Task -
Filter the data below for the string "системы" and copy each matching line.

Items from a data source:

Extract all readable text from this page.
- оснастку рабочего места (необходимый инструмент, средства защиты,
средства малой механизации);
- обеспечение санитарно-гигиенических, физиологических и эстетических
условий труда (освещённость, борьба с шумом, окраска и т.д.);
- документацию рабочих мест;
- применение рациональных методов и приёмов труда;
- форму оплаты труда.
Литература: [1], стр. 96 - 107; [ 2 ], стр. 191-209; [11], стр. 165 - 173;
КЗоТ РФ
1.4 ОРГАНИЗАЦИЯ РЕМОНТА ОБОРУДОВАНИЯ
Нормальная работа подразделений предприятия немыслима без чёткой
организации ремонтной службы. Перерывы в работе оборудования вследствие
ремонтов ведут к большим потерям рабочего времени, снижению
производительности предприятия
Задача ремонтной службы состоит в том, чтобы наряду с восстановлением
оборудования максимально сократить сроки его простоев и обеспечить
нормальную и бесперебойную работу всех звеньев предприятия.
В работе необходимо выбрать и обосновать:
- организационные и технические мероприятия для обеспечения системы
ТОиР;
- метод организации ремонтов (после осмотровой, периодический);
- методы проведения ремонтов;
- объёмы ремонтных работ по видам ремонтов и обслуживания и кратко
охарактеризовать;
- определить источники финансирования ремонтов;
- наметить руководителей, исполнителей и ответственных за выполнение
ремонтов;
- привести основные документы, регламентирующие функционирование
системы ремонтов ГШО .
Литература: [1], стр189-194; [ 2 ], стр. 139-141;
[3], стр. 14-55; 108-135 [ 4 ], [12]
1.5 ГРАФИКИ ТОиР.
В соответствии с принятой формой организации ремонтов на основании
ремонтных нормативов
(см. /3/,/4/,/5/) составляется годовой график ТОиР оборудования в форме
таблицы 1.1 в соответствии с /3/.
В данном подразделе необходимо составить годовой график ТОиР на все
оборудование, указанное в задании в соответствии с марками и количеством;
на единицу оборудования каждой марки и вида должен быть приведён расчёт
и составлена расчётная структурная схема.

Task result -
- организационные и технические мероприятия для обеспечения системы
системы ремонтов ГШО .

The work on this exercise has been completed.